▶ **How to complete this task**: All the data should be repeated exactly. Any image in it is left out.

Excerpts from a transcription dataset:

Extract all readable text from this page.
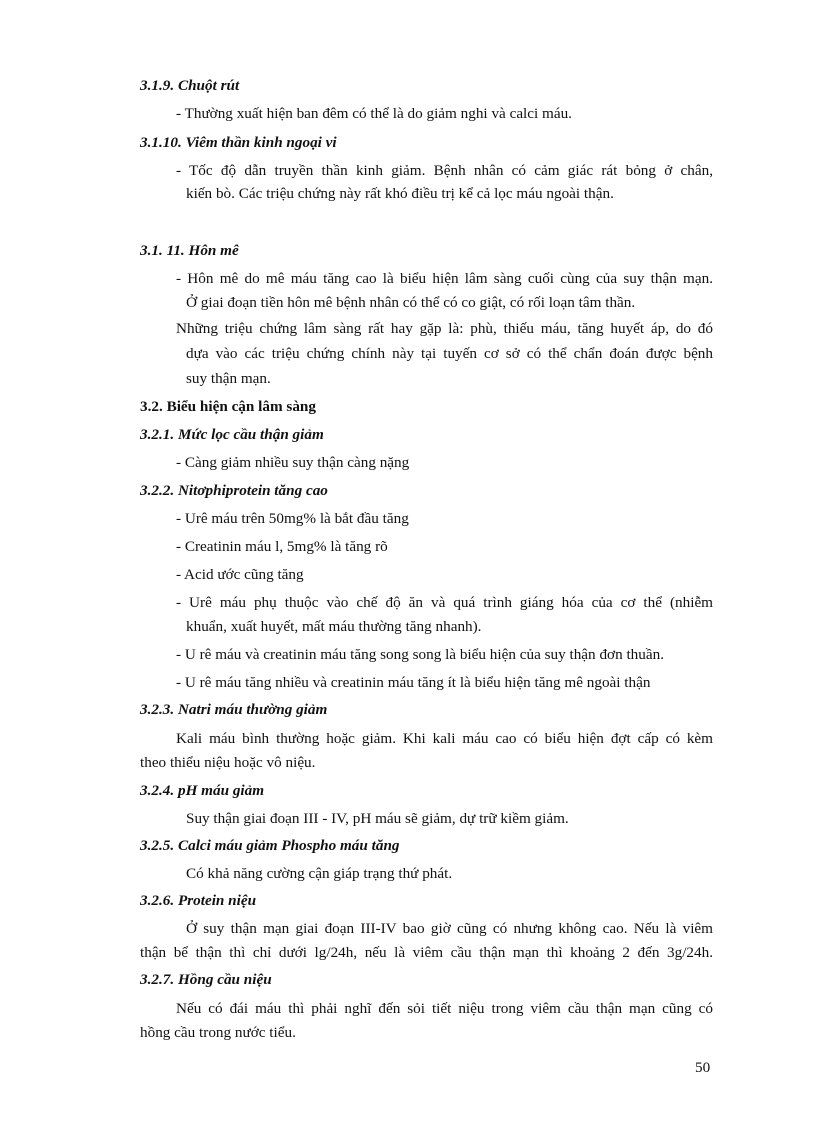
3.1.9. Chuột rút
- Thường xuất hiện ban đêm có thể là do giảm nghi và calci máu.
3.1.10. Viêm thần kinh ngoại vi
- Tốc độ dẫn truyền thần kinh giảm. Bệnh nhân có cảm giác rát bỏng ở chân,
kiến bò. Các triệu chứng này rất khó điều trị kể cả lọc máu ngoài thận.
3.1. 11. Hôn mê
- Hôn mê do mê máu tăng cao là biểu hiện lâm sàng cuối cùng của suy thận mạn.
Ở giai đoạn tiền hôn mê bệnh nhân có thể có co giật, có rối loạn tâm thần.
Những triệu chứng lâm sàng rất hay gặp là: phù, thiếu máu, tăng huyết áp, do đó
dựa vào các triệu chứng chính này tại tuyến cơ sở có thể chẩn đoán được bệnh
suy thận mạn.
3.2. Biểu hiện cận lâm sàng
3.2.1. Mức lọc cầu thận giảm
- Càng giảm nhiều suy thận càng nặng
3.2.2. Nitơphiprotein tăng cao
- Urê máu trên 50mg% là bắt đầu tăng
- Creatinin máu l, 5mg% là tăng rõ
- Acid ước cũng tăng
- Urê máu phụ thuộc vào chế độ ăn và quá trình giáng hóa của cơ thể (nhiễm
khuẩn, xuất huyết, mất máu thường tăng nhanh).
- U rê máu và creatinin máu tăng song song là biểu hiện của suy thận đơn thuần.
- U rê máu tăng nhiều và creatinin máu tăng ít là biểu hiện tăng mê ngoài thận
3.2.3. Natri máu thường giảm
Kali máu bình thường hoặc giảm. Khi kali máu cao có biểu hiện đợt cấp có kèm
theo thiểu niệu hoặc vô niệu.
3.2.4. pH máu giảm
Suy thận giai đoạn III - IV, pH máu sẽ giảm, dự trữ kiềm giảm.
3.2.5. Calci máu giảm Phospho máu tăng
Có khả năng cường cận giáp trạng thứ phát.
3.2.6. Protein niệu
Ở suy thận mạn giai đoạn III-IV bao giờ cũng có nhưng không cao. Nếu là viêm
thận bể thận thì chỉ dưới lg/24h, nếu là viêm cầu thận mạn thì khoảng 2 đến 3g/24h.
3.2.7. Hồng cầu niệu
Nếu có đái máu thì phải nghĩ đến sỏi tiết niệu trong viêm cầu thận mạn cũng có
hồng cầu trong nước tiểu.
50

▶ **Response to the exercise**:
Extract all readable text from this page.
3.1.9. Chuột rút
- Thường xuất hiện ban đêm có thể là do giảm nghi và calci máu.
3.1.10. Viêm thần kinh ngoại vi
- Tốc độ dẫn truyền thần kinh giảm. Bệnh nhân có cảm giác rát bỏng ở chân,
kiến bò. Các triệu chứng này rất khó điều trị kể cả lọc máu ngoài thận.
3.1. 11. Hôn mê
- Hôn mê do mê máu tăng cao là biểu hiện lâm sàng cuối cùng của suy thận mạn.
Ở giai đoạn tiền hôn mê bệnh nhân có thể có co giật, có rối loạn tâm thần.
Những triệu chứng lâm sàng rất hay gặp là: phù, thiếu máu, tăng huyết áp, do đó
dựa vào các triệu chứng chính này tại tuyến cơ sở có thể chẩn đoán được bệnh
suy thận mạn.
3.2. Biểu hiện cận lâm sàng
3.2.1. Mức lọc cầu thận giảm
- Càng giảm nhiều suy thận càng nặng
3.2.2. Nitơphiprotein tăng cao
- Urê máu trên 50mg% là bắt đầu tăng
- Creatinin máu l, 5mg% là tăng rõ
- Acid ước cũng tăng
- Urê máu phụ thuộc vào chế độ ăn và quá trình giáng hóa của cơ thể (nhiễm
khuẩn, xuất huyết, mất máu thường tăng nhanh).
- U rê máu và creatinin máu tăng song song là biểu hiện của suy thận đơn thuần.
- U rê máu tăng nhiều và creatinin máu tăng ít là biểu hiện tăng mê ngoài thận
3.2.3. Natri máu thường giảm
Kali máu bình thường hoặc giảm. Khi kali máu cao có biểu hiện đợt cấp có kèm
theo thiểu niệu hoặc vô niệu.
3.2.4. pH máu giảm
Suy thận giai đoạn III - IV, pH máu sẽ giảm, dự trữ kiềm giảm.
3.2.5. Calci máu giảm Phospho máu tăng
Có khả năng cường cận giáp trạng thứ phát.
3.2.6. Protein niệu
Ở suy thận mạn giai đoạn III-IV bao giờ cũng có nhưng không cao. Nếu là viêm
thận bể thận thì chỉ dưới lg/24h, nếu là viêm cầu thận mạn thì khoảng 2 đến 3g/24h.
3.2.7. Hồng cầu niệu
Nếu có đái máu thì phải nghĩ đến sỏi tiết niệu trong viêm cầu thận mạn cũng có
hồng cầu trong nước tiểu.
50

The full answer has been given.